** START ENTRIES PROVIDED **
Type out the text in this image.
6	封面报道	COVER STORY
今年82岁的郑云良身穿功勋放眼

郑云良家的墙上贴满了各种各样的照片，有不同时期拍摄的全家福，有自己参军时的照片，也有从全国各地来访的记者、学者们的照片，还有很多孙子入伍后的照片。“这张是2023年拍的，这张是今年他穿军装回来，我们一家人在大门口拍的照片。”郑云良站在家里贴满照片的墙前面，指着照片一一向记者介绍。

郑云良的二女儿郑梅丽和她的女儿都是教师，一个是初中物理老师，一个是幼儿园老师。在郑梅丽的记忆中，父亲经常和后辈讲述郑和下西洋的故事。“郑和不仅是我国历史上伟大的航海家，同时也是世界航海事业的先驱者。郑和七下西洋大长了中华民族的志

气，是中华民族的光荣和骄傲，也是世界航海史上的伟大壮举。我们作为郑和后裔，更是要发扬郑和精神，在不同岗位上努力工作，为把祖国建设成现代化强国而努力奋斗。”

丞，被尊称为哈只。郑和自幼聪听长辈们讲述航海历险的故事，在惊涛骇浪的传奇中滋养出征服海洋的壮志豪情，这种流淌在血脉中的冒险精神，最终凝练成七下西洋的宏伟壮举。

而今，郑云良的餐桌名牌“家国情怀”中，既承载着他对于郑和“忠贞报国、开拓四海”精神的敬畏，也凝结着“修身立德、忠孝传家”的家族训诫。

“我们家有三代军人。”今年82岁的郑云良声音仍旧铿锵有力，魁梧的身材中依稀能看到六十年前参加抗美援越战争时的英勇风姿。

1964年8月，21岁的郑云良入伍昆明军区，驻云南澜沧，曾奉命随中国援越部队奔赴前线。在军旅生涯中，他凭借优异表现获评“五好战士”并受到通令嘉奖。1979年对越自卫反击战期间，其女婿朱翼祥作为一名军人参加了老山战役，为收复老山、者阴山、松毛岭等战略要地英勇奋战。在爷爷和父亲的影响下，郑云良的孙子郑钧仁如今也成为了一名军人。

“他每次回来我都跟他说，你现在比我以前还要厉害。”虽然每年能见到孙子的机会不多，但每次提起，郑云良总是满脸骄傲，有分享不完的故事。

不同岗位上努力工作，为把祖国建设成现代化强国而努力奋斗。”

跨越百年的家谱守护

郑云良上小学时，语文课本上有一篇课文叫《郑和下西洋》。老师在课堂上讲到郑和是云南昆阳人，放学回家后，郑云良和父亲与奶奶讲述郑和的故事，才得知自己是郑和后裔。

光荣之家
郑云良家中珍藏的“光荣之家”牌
** END ENTRIES PROVIDED **
** START ENTRIES PROVIDED **
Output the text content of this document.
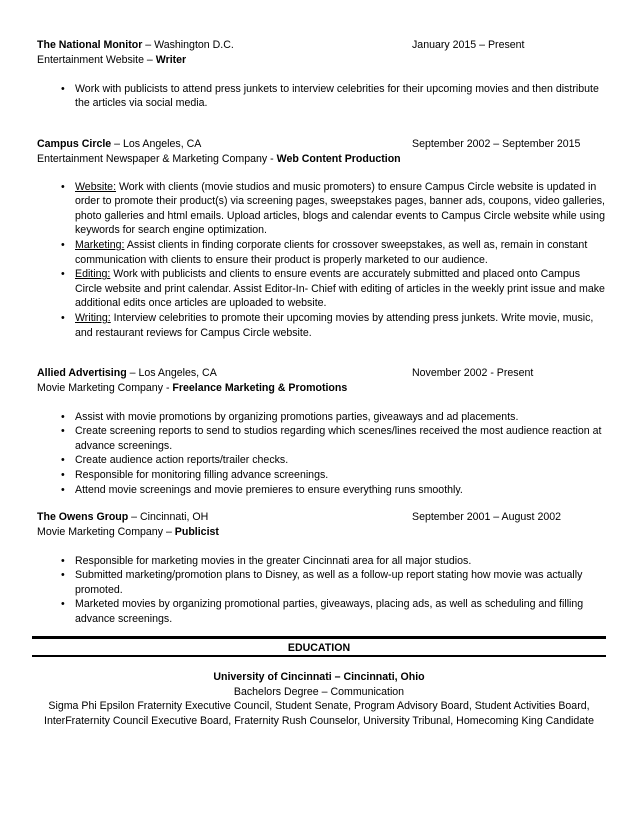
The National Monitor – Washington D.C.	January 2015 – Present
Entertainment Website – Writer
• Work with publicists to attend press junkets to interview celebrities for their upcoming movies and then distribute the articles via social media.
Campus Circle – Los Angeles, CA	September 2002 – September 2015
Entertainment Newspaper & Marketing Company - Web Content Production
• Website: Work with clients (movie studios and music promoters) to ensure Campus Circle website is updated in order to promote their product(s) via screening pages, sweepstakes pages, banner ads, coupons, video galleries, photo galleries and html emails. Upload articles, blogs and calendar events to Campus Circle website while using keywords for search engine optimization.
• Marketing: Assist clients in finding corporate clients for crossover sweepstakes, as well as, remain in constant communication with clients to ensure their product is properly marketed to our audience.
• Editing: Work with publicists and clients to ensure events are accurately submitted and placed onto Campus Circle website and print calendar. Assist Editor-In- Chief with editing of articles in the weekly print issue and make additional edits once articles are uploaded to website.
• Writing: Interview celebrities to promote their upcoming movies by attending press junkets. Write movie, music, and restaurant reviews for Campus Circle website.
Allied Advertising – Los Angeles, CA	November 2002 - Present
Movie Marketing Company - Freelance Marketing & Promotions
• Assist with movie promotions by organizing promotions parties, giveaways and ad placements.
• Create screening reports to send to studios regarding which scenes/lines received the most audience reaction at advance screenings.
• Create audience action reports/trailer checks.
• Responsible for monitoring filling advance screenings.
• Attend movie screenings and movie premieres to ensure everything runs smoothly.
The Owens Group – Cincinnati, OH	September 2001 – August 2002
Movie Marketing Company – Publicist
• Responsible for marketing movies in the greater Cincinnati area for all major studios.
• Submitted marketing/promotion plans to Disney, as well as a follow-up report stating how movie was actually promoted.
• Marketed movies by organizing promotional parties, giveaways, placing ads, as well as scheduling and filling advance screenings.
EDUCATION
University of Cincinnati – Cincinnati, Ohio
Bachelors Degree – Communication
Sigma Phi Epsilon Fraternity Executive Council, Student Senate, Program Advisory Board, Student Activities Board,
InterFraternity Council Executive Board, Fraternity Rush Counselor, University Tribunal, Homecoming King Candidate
** END ENTRIES PROVIDED **
** START ENTRIES PROVIDED **
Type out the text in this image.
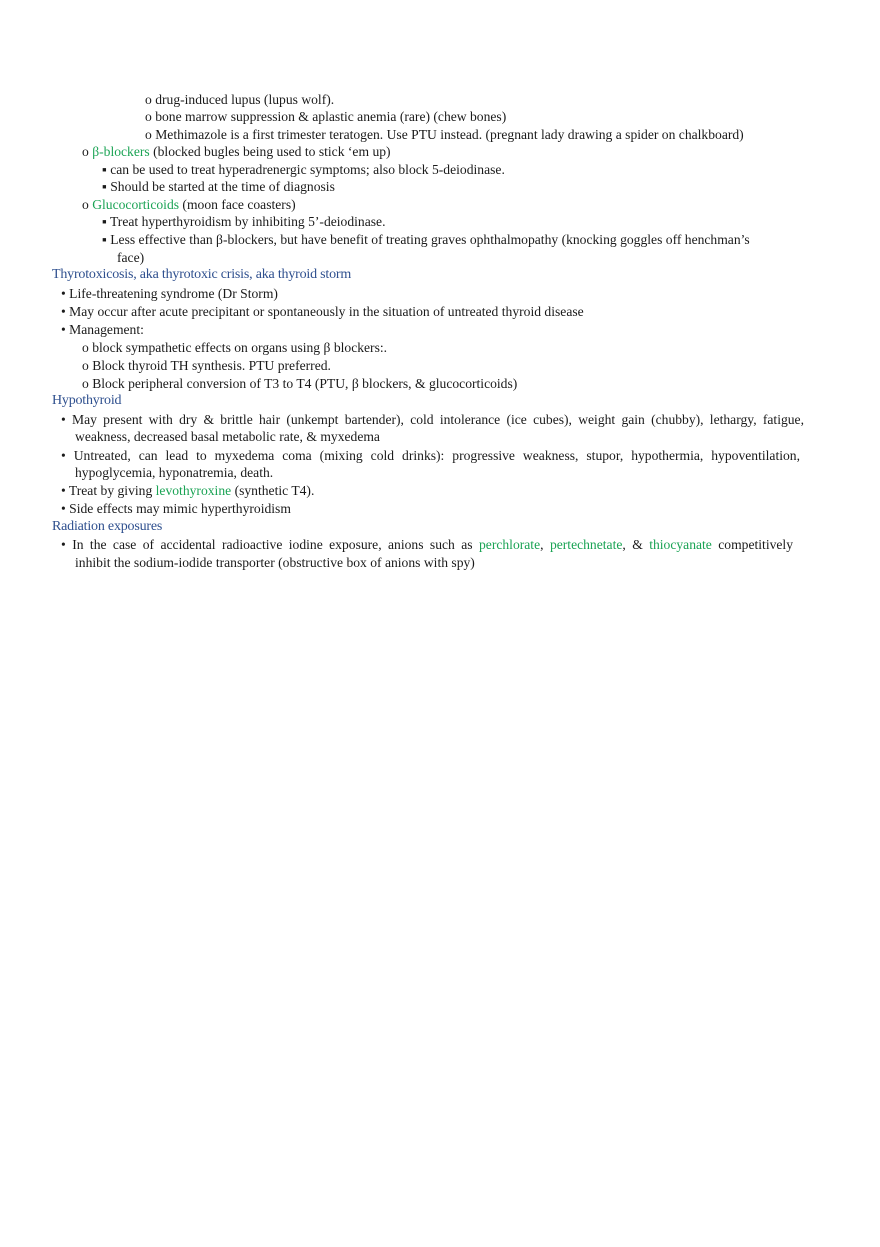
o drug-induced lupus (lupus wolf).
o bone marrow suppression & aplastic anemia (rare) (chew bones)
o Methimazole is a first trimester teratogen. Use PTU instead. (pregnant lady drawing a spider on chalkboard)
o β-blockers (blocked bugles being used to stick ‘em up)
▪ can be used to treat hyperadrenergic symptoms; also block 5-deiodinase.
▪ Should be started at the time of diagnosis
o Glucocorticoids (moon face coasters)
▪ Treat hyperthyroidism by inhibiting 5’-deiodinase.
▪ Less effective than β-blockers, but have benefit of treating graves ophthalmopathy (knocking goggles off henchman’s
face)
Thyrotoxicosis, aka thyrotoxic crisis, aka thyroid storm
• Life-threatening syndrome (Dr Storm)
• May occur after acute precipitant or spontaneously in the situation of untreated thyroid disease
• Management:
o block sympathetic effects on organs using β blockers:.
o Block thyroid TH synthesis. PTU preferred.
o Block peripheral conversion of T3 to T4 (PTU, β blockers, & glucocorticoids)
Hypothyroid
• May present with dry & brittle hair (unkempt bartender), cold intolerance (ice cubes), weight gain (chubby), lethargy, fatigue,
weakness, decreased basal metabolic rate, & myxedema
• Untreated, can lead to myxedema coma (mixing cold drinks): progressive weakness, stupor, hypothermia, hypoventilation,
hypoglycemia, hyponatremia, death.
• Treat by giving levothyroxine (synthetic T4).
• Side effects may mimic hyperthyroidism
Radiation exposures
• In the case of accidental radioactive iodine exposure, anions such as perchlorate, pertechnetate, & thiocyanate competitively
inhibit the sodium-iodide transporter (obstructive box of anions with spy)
** END ENTRIES PROVIDED **
* _STATED EXERCISE_
Copy each line of the data above that holds "cold".

* _EXERCISE RESULT_
• May present with dry & brittle hair (unkempt bartender), cold intolerance (ice cubes), weight gain (chubby), lethargy, fatigue,
• Untreated, can lead to myxedema coma (mixing cold drinks): progressive weakness, stupor, hypothermia, hypoventilation,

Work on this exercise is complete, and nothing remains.